**GIVEN TASK**
Write out all of the lines below, exactly and completely.

··· INFORMATION GIVEN

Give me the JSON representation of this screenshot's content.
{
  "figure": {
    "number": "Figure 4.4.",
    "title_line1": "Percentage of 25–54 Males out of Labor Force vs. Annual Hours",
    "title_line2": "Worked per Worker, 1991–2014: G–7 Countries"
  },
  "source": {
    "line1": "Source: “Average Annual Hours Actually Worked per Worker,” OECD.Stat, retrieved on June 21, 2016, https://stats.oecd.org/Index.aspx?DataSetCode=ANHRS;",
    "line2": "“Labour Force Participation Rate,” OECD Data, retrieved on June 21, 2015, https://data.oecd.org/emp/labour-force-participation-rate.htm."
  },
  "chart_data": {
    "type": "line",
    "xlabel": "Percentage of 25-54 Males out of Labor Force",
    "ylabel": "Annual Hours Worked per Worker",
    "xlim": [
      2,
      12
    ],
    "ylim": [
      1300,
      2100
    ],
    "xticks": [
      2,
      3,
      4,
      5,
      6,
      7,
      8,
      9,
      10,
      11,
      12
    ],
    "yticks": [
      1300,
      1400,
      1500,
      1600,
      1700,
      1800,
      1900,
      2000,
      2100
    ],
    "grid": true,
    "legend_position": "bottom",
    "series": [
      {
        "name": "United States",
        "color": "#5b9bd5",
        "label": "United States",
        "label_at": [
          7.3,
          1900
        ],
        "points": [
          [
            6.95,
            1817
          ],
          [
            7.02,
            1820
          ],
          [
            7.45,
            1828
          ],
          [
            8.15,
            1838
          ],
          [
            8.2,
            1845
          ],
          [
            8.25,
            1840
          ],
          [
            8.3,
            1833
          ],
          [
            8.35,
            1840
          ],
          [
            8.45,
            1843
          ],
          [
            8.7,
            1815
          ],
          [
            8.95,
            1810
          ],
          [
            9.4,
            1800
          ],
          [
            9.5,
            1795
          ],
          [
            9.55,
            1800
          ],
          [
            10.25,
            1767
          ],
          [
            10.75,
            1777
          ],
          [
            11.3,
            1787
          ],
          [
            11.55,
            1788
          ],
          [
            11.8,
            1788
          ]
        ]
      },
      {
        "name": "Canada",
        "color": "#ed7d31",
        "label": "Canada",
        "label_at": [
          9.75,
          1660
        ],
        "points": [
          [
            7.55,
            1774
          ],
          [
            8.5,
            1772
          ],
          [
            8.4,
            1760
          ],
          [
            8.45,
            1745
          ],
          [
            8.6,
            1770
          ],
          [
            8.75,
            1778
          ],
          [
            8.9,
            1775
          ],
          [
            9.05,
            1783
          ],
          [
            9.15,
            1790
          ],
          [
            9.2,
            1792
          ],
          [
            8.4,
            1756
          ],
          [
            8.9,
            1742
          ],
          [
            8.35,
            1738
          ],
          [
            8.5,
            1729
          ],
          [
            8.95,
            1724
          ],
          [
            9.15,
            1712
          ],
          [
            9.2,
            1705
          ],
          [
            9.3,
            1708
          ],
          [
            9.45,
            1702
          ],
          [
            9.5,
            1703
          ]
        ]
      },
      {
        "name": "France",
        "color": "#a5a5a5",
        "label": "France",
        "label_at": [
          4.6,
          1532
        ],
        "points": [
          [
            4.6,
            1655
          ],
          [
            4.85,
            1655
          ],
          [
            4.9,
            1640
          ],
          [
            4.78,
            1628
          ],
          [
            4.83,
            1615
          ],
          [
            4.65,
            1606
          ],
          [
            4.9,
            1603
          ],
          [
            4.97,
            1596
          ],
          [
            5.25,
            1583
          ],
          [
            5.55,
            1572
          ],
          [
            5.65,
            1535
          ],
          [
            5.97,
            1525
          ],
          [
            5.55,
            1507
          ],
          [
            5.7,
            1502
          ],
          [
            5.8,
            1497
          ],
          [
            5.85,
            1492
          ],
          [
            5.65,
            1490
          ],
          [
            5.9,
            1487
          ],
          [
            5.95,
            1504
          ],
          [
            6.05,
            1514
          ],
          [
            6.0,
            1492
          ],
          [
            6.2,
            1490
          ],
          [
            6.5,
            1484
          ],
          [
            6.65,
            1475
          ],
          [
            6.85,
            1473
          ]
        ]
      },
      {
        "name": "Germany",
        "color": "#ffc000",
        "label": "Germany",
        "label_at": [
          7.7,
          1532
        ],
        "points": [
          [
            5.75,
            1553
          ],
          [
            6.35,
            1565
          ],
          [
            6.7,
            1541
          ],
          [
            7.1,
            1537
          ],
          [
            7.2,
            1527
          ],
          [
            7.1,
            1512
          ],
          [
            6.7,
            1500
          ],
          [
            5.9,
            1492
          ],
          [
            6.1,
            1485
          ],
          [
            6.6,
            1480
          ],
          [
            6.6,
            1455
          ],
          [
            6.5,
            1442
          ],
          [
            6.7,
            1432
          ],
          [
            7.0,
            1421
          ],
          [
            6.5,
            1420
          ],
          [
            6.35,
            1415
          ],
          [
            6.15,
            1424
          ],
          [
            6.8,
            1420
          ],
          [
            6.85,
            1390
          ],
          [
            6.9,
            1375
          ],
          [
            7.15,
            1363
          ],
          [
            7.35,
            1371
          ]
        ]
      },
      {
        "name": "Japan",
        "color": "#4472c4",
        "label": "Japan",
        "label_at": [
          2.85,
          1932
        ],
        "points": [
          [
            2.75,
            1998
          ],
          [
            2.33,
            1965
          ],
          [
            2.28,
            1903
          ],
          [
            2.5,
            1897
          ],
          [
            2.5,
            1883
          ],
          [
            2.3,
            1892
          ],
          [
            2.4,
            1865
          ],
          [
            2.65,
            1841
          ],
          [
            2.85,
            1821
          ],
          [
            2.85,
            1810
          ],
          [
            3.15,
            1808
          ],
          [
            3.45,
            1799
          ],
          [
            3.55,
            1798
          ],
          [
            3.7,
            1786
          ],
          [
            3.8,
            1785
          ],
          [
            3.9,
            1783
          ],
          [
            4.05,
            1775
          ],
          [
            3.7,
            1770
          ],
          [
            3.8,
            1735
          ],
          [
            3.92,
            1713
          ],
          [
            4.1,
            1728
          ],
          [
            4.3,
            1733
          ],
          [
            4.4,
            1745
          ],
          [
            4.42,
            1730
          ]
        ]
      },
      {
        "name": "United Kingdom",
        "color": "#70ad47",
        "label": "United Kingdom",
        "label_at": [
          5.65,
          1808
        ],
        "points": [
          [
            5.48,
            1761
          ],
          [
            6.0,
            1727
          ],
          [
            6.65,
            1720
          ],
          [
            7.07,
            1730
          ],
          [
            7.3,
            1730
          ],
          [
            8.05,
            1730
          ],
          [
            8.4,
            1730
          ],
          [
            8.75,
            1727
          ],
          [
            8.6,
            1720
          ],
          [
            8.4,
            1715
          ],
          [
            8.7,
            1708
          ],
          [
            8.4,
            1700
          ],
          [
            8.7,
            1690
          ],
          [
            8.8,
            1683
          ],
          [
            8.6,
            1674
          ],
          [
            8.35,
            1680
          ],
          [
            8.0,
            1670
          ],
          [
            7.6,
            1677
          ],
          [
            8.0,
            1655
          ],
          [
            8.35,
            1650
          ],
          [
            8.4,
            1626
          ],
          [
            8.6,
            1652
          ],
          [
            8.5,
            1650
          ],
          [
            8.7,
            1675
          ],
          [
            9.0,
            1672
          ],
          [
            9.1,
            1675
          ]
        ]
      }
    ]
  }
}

······

**REPLY TO THE TASK**
Give me the JSON representation of this screenshot's content.
{
  "figure": {
    "number": "Figure 4.4.",
    "title_line1": "Percentage of 25–54 Males out of Labor Force vs. Annual Hours",
    "title_line2": "Worked per Worker, 1991–2014: G–7 Countries"
  },
  "source": {
    "line1": "Source: “Average Annual Hours Actually Worked per Worker,” OECD.Stat, retrieved on June 21, 2016, https://stats.oecd.org/Index.aspx?DataSetCode=ANHRS;",
    "line2": "“Labour Force Participation Rate,” OECD Data, retrieved on June 21, 2015, https://data.oecd.org/emp/labour-force-participation-rate.htm."
  },
  "chart_data": {
    "type": "line",
    "xlabel": "Percentage of 25-54 Males out of Labor Force",
    "ylabel": "Annual Hours Worked per Worker",
    "xlim": [
      2,
      12
    ],
    "ylim": [
      1300,
      2100
    ],
    "xticks": [
      2,
      3,
      4,
      5,
      6,
      7,
      8,
      9,
      10,
      11,
      12
    ],
    "yticks": [
      1300,
      1400,
      1500,
      1600,
      1700,
      1800,
      1900,
      2000,
      2100
    ],
    "grid": true,
    "legend_position": "bottom",
    "series": [
      {
        "name": "United States",
        "color": "#5b9bd5",
        "label": "United States",
        "label_at": [
          7.3,
          1900
        ],
        "points": [
          [
            6.95,
            1817
          ],
          [
            7.02,
            1820
          ],
          [
            7.45,
            1828
          ],
          [
            8.15,
            1838
          ],
          [
            8.2,
            1845
          ],
          [
            8.25,
            1840
          ],
          [
            8.3,
            1833
          ],
          [
            8.35,
            1840
          ],
          [
            8.45,
            1843
          ],
          [
            8.7,
            1815
          ],
          [
            8.95,
            1810
          ],
          [
            9.4,
            1800
          ],
          [
            9.5,
            1795
          ],
          [
            9.55,
            1800
          ],
          [
            10.25,
            1767
          ],
          [
            10.75,
            1777
          ],
          [
            11.3,
            1787
          ],
          [
            11.55,
            1788
          ],
          [
            11.8,
            1788
          ]
        ]
      },
      {
        "name": "Canada",
        "color": "#ed7d31",
        "label": "Canada",
        "label_at": [
          9.75,
          1660
        ],
        "points": [
          [
            7.55,
            1774
          ],
          [
            8.5,
            1772
          ],
          [
            8.4,
            1760
          ],
          [
            8.45,
            1745
          ],
          [
            8.6,
            1770
          ],
          [
            8.75,
            1778
          ],
          [
            8.9,
            1775
          ],
          [
            9.05,
            1783
          ],
          [
            9.15,
            1790
          ],
          [
            9.2,
            1792
          ],
          [
            8.4,
            1756
          ],
          [
            8.9,
            1742
          ],
          [
            8.35,
            1738
          ],
          [
            8.5,
            1729
          ],
          [
            8.95,
            1724
          ],
          [
            9.15,
            1712
          ],
          [
            9.2,
            1705
          ],
          [
            9.3,
            1708
          ],
          [
            9.45,
            1702
          ],
          [
            9.5,
            1703
          ]
        ]
      },
      {
        "name": "France",
        "color": "#a5a5a5",
        "label": "France",
        "label_at": [
          4.6,
          1532
        ],
        "points": [
          [
            4.6,
            1655
          ],
          [
            4.85,
            1655
          ],
          [
            4.9,
            1640
          ],
          [
            4.78,
            1628
          ],
          [
            4.83,
            1615
          ],
          [
            4.65,
            1606
          ],
          [
            4.9,
            1603
          ],
          [
            4.97,
            1596
          ],
          [
            5.25,
            1583
          ],
          [
            5.55,
            1572
          ],
          [
            5.65,
            1535
          ],
          [
            5.97,
            1525
          ],
          [
            5.55,
            1507
          ],
          [
            5.7,
            1502
          ],
          [
            5.8,
            1497
          ],
          [
            5.85,
            1492
          ],
          [
            5.65,
            1490
          ],
          [
            5.9,
            1487
          ],
          [
            5.95,
            1504
          ],
          [
            6.05,
            1514
          ],
          [
            6.0,
            1492
          ],
          [
            6.2,
            1490
          ],
          [
            6.5,
            1484
          ],
          [
            6.65,
            1475
          ],
          [
            6.85,
            1473
          ]
        ]
      },
      {
        "name": "Germany",
        "color": "#ffc000",
        "label": "Germany",
        "label_at": [
          7.7,
          1532
        ],
        "points": [
          [
            5.75,
            1553
          ],
          [
            6.35,
            1565
          ],
          [
            6.7,
            1541
          ],
          [
            7.1,
            1537
          ],
          [
            7.2,
            1527
          ],
          [
            7.1,
            1512
          ],
          [
            6.7,
            1500
          ],
          [
            5.9,
            1492
          ],
          [
            6.1,
            1485
          ],
          [
            6.6,
            1480
          ],
          [
            6.6,
            1455
          ],
          [
            6.5,
            1442
          ],
          [
            6.7,
            1432
          ],
          [
            7.0,
            1421
          ],
          [
            6.5,
            1420
          ],
          [
            6.35,
            1415
          ],
          [
            6.15,
            1424
          ],
          [
            6.8,
            1420
          ],
          [
            6.85,
            1390
          ],
          [
            6.9,
            1375
          ],
          [
            7.15,
            1363
          ],
          [
            7.35,
            1371
          ]
        ]
      },
      {
        "name": "Japan",
        "color": "#4472c4",
        "label": "Japan",
        "label_at": [
          2.85,
          1932
        ],
        "points": [
          [
            2.75,
            1998
          ],
          [
            2.33,
            1965
          ],
          [
            2.28,
            1903
          ],
          [
            2.5,
            1897
          ],
          [
            2.5,
            1883
          ],
          [
            2.3,
            1892
          ],
          [
            2.4,
            1865
          ],
          [
            2.65,
            1841
          ],
          [
            2.85,
            1821
          ],
          [
            2.85,
            1810
          ],
          [
            3.15,
            1808
          ],
          [
            3.45,
            1799
          ],
          [
            3.55,
            1798
          ],
          [
            3.7,
            1786
          ],
          [
            3.8,
            1785
          ],
          [
            3.9,
            1783
          ],
          [
            4.05,
            1775
          ],
          [
            3.7,
            1770
          ],
          [
            3.8,
            1735
          ],
          [
            3.92,
            1713
          ],
          [
            4.1,
            1728
          ],
          [
            4.3,
            1733
          ],
          [
            4.4,
            1745
          ],
          [
            4.42,
            1730
          ]
        ]
      },
      {
        "name": "United Kingdom",
        "color": "#70ad47",
        "label": "United Kingdom",
        "label_at": [
          5.65,
          1808
        ],
        "points": [
          [
            5.48,
            1761
          ],
          [
            6.0,
            1727
          ],
          [
            6.65,
            1720
          ],
          [
            7.07,
            1730
          ],
          [
            7.3,
            1730
          ],
          [
            8.05,
            1730
          ],
          [
            8.4,
            1730
          ],
          [
            8.75,
            1727
          ],
          [
            8.6,
            1720
          ],
          [
            8.4,
            1715
          ],
          [
            8.7,
            1708
          ],
          [
            8.4,
            1700
          ],
          [
            8.7,
            1690
          ],
          [
            8.8,
            1683
          ],
          [
            8.6,
            1674
          ],
          [
            8.35,
            1680
          ],
          [
            8.0,
            1670
          ],
          [
            7.6,
            1677
          ],
          [
            8.0,
            1655
          ],
          [
            8.35,
            1650
          ],
          [
            8.4,
            1626
          ],
          [
            8.6,
            1652
          ],
          [
            8.5,
            1650
          ],
          [
            8.7,
            1675
          ],
          [
            9.0,
            1672
          ],
          [
            9.1,
            1675
          ]
        ]
      }
    ]
  }
}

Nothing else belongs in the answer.